> [Material supplied]:

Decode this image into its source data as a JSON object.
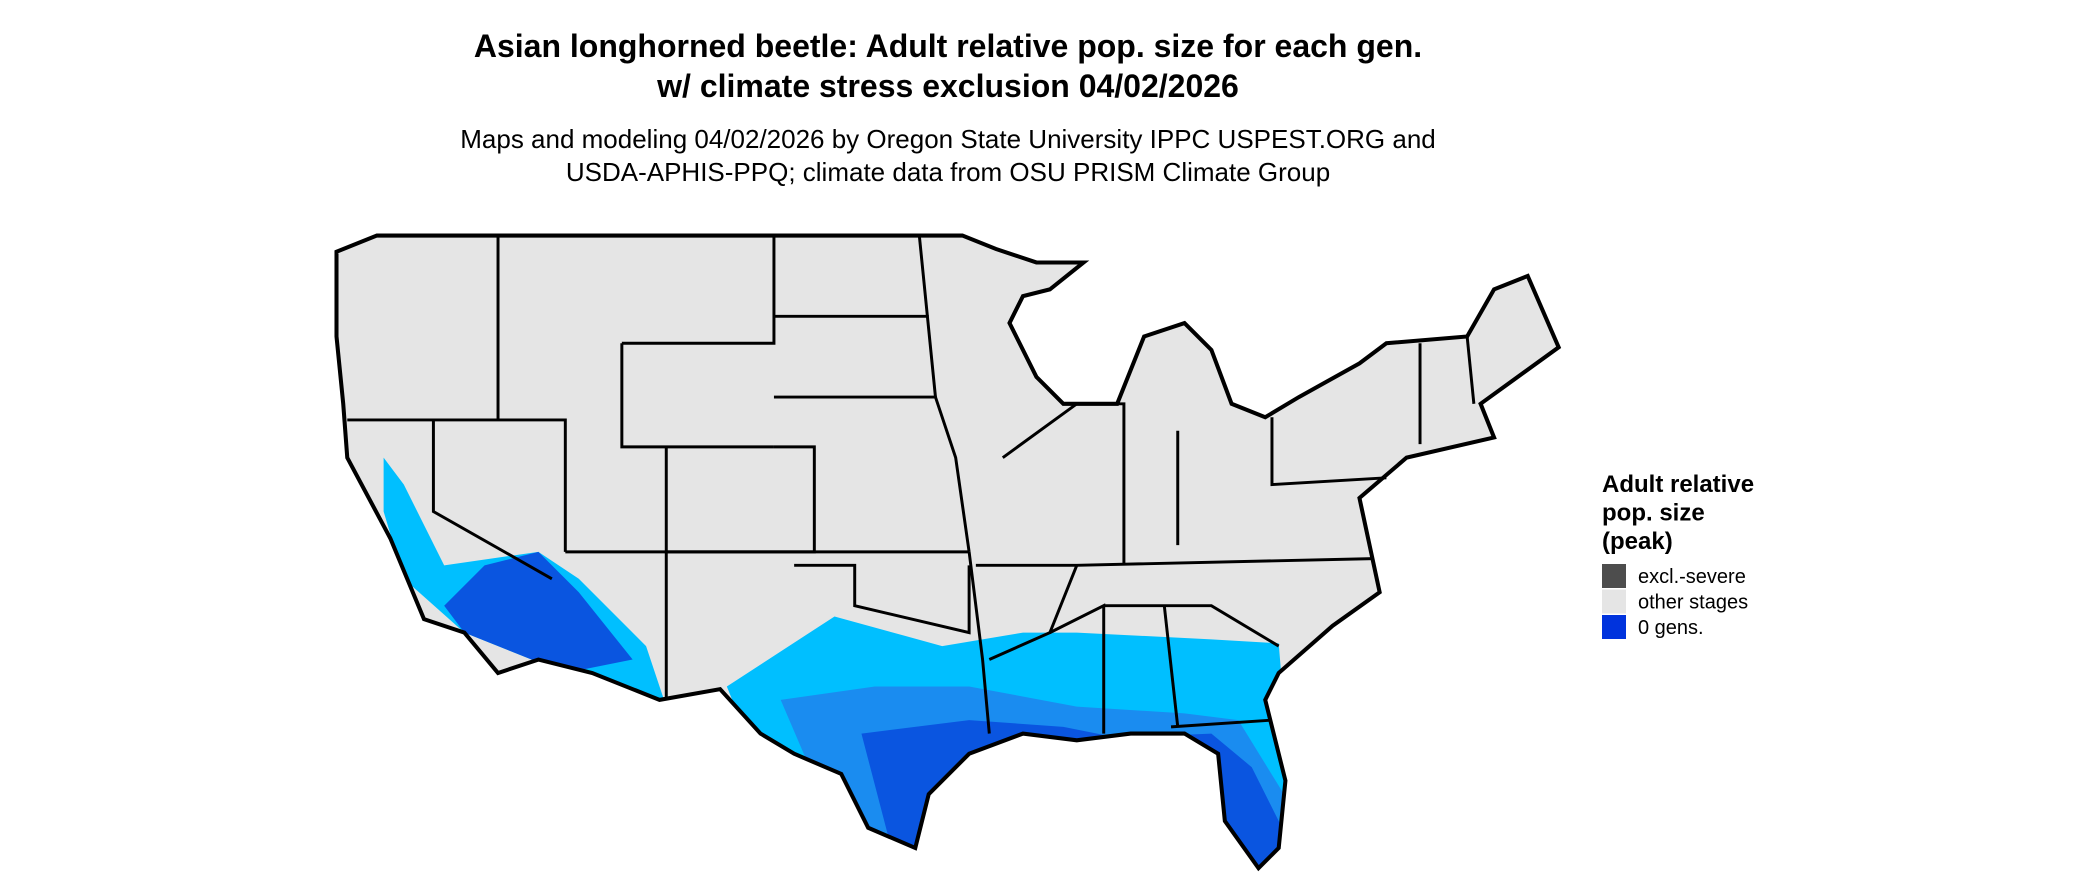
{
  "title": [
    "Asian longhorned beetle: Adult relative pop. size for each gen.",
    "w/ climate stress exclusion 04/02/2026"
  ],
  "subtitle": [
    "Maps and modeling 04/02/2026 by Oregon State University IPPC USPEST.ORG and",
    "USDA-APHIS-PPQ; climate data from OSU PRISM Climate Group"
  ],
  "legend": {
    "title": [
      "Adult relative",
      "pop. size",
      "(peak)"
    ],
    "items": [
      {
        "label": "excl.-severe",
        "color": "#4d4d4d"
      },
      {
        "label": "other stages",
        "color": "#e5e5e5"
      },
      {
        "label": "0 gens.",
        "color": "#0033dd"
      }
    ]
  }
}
* * *
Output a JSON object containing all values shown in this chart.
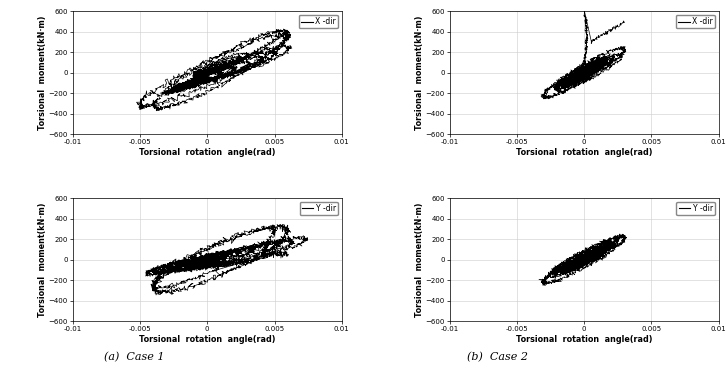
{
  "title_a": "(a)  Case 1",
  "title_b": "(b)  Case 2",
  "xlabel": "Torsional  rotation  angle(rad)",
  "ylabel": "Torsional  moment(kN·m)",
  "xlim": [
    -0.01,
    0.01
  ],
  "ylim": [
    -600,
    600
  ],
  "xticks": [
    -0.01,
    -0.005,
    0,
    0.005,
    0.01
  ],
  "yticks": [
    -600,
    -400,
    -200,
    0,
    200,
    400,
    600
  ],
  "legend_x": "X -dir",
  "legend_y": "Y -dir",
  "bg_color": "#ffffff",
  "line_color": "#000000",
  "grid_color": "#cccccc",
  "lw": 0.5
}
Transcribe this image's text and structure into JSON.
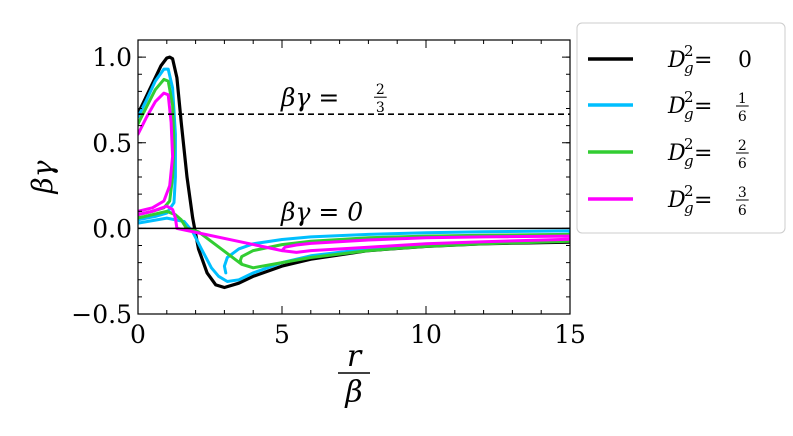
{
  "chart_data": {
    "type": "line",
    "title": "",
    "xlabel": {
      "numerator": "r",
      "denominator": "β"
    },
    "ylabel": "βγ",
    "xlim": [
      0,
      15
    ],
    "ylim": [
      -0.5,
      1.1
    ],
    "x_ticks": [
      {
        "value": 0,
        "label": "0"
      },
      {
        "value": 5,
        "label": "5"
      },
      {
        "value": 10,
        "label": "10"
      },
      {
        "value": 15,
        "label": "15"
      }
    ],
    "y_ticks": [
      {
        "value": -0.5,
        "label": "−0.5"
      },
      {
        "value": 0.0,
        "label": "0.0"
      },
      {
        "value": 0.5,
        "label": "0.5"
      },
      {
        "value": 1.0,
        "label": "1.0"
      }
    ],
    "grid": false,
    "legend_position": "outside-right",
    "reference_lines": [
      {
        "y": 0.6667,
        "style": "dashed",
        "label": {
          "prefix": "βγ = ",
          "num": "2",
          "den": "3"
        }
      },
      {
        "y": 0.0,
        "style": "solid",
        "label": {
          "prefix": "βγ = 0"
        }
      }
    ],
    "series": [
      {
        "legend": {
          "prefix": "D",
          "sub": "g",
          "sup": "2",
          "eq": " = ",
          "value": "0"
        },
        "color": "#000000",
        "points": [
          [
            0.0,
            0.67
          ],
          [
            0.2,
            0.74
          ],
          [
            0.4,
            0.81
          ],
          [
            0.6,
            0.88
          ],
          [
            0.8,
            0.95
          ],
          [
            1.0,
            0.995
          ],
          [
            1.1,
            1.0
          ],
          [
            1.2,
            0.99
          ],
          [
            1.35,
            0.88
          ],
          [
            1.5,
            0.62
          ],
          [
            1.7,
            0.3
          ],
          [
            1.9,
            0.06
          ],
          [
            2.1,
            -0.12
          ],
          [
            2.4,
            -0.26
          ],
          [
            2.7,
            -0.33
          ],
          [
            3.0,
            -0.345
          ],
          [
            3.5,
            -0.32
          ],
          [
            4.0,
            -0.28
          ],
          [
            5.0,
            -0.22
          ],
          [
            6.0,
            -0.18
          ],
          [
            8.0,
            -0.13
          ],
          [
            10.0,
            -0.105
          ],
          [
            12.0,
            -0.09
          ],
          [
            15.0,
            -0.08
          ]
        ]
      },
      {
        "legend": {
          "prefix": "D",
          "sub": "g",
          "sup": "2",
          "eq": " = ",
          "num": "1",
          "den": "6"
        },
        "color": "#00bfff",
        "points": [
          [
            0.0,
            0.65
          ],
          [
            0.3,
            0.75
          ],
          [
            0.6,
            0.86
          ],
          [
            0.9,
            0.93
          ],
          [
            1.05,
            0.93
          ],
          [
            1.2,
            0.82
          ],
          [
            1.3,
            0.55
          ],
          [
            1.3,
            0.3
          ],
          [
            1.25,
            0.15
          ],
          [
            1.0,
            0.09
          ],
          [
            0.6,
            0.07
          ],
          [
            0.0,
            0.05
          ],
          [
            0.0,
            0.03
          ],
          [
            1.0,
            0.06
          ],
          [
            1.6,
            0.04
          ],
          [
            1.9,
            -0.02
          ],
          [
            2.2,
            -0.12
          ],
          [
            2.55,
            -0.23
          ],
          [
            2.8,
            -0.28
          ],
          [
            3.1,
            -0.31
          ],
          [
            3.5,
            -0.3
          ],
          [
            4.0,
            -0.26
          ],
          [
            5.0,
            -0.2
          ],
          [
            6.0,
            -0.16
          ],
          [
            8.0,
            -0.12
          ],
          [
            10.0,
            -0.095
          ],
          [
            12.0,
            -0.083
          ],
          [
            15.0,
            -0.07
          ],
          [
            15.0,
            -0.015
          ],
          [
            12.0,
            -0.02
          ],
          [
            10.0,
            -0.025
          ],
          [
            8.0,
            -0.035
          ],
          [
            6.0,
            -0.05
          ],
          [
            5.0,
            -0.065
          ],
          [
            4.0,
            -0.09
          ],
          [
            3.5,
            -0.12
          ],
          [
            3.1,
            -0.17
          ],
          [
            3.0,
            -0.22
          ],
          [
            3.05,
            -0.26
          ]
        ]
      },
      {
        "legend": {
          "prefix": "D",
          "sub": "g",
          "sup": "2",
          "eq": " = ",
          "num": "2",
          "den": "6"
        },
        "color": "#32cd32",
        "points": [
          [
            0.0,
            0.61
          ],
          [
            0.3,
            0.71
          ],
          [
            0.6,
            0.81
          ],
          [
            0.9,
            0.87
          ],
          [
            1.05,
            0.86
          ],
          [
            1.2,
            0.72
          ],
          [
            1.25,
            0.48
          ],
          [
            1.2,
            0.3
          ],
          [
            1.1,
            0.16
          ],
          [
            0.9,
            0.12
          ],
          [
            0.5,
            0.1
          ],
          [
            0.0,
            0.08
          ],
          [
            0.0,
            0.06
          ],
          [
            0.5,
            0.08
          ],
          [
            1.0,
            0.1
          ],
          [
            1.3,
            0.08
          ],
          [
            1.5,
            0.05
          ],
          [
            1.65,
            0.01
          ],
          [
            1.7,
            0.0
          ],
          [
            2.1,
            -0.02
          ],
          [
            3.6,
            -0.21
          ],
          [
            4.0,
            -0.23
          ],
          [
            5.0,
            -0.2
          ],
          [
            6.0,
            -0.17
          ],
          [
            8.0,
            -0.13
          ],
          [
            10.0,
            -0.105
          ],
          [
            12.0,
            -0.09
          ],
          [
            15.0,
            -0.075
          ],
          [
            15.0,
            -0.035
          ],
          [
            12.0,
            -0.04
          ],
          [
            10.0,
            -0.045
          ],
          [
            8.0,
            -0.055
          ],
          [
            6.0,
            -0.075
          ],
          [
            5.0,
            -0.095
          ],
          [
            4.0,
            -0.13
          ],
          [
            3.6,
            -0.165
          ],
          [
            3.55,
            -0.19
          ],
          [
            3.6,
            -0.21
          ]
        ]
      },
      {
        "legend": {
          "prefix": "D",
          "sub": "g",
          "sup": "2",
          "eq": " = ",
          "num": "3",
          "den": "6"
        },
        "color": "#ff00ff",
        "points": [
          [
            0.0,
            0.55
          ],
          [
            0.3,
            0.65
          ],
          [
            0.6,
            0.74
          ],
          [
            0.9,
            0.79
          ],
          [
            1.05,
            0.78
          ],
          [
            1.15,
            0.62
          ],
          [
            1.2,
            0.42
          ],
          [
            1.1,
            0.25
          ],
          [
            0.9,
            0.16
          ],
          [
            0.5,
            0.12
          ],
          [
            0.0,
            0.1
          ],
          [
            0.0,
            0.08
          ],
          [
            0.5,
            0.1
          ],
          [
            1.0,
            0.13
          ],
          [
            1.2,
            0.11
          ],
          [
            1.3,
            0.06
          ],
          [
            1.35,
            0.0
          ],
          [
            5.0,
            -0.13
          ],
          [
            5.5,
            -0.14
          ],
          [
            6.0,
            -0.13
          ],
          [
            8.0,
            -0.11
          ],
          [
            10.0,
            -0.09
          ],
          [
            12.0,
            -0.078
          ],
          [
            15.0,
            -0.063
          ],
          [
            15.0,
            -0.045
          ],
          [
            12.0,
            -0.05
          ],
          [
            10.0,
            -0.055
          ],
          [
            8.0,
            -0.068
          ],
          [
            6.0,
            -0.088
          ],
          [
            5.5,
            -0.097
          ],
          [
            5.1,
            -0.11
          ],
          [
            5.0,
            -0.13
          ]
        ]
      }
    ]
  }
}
--
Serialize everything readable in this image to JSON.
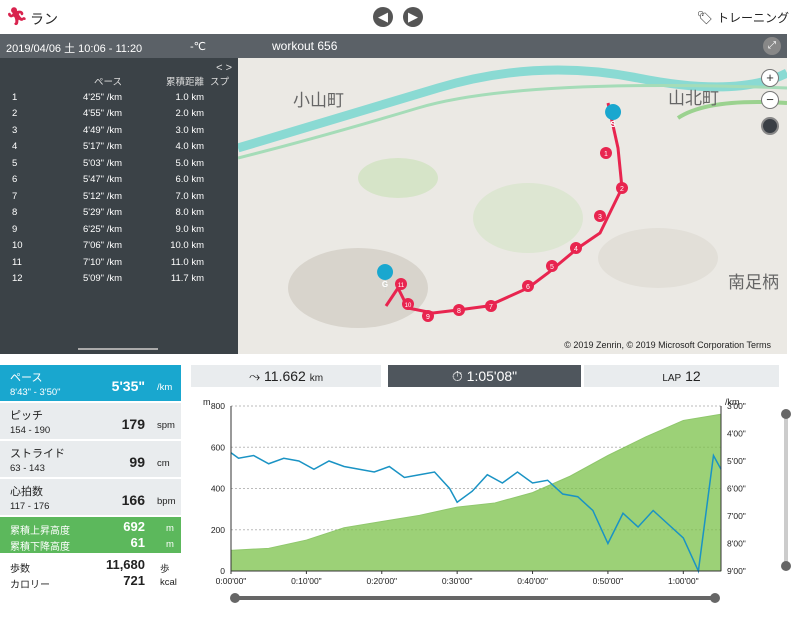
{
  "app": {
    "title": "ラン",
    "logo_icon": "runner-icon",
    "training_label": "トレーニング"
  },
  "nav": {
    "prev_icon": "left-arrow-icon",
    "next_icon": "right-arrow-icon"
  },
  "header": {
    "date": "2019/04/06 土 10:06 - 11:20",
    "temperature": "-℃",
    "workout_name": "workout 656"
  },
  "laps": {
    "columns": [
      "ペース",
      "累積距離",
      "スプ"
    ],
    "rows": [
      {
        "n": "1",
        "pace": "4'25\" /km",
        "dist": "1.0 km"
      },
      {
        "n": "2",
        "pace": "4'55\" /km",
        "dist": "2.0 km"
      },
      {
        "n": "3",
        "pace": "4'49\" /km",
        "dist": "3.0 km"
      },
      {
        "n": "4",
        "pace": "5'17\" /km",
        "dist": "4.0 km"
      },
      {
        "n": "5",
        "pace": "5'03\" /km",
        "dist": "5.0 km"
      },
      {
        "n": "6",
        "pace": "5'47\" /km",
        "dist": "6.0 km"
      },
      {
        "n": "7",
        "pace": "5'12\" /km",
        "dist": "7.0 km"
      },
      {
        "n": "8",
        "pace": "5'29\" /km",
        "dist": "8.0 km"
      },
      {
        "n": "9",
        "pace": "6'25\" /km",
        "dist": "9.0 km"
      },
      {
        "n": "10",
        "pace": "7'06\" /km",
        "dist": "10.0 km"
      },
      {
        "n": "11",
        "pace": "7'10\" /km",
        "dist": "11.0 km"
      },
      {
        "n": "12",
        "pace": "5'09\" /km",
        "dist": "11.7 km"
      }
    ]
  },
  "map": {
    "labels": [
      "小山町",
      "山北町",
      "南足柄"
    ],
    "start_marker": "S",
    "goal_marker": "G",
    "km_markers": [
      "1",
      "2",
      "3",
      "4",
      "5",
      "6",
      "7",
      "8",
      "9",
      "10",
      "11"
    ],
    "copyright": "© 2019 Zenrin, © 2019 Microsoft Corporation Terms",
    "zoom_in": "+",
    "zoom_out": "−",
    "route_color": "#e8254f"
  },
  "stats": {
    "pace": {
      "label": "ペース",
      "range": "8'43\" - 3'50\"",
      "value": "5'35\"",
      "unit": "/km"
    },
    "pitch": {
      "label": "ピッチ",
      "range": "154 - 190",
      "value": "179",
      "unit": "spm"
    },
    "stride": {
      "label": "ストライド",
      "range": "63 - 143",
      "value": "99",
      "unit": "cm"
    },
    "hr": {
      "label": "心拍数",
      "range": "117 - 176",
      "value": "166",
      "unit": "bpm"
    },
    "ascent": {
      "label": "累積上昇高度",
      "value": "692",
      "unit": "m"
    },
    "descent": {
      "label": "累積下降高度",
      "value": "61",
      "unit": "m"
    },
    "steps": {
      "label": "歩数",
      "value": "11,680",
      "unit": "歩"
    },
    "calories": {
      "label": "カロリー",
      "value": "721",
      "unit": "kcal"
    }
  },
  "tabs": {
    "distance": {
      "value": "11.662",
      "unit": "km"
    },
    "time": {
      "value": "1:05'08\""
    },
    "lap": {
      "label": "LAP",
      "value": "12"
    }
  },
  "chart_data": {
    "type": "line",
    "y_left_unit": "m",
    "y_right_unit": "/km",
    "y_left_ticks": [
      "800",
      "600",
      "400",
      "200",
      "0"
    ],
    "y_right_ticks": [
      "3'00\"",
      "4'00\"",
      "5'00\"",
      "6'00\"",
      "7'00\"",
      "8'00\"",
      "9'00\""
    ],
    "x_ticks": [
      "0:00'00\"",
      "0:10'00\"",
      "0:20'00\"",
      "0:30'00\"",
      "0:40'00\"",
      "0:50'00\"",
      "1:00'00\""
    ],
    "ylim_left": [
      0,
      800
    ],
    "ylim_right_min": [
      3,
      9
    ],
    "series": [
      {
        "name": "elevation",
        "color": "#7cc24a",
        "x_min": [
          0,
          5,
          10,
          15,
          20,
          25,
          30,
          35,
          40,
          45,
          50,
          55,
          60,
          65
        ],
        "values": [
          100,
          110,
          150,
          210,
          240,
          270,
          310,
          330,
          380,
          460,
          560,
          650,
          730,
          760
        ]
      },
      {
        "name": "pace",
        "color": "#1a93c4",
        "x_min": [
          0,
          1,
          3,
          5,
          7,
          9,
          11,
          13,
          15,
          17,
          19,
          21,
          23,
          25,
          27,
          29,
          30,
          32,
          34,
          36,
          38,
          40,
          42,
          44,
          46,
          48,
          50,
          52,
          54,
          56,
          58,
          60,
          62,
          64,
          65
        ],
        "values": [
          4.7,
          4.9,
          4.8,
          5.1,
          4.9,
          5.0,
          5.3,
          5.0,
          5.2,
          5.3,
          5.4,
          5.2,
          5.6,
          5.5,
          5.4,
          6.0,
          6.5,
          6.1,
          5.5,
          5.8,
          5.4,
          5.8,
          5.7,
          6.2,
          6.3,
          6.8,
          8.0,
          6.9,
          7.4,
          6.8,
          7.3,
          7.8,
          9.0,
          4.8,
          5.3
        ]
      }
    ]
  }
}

> [Problem details]:
Write out every line from the entries where "ylabel" appears.

> [Written answer]:
  "ylabel": "Torsional  moment(kN·m)",
    "ylabel": "βγ",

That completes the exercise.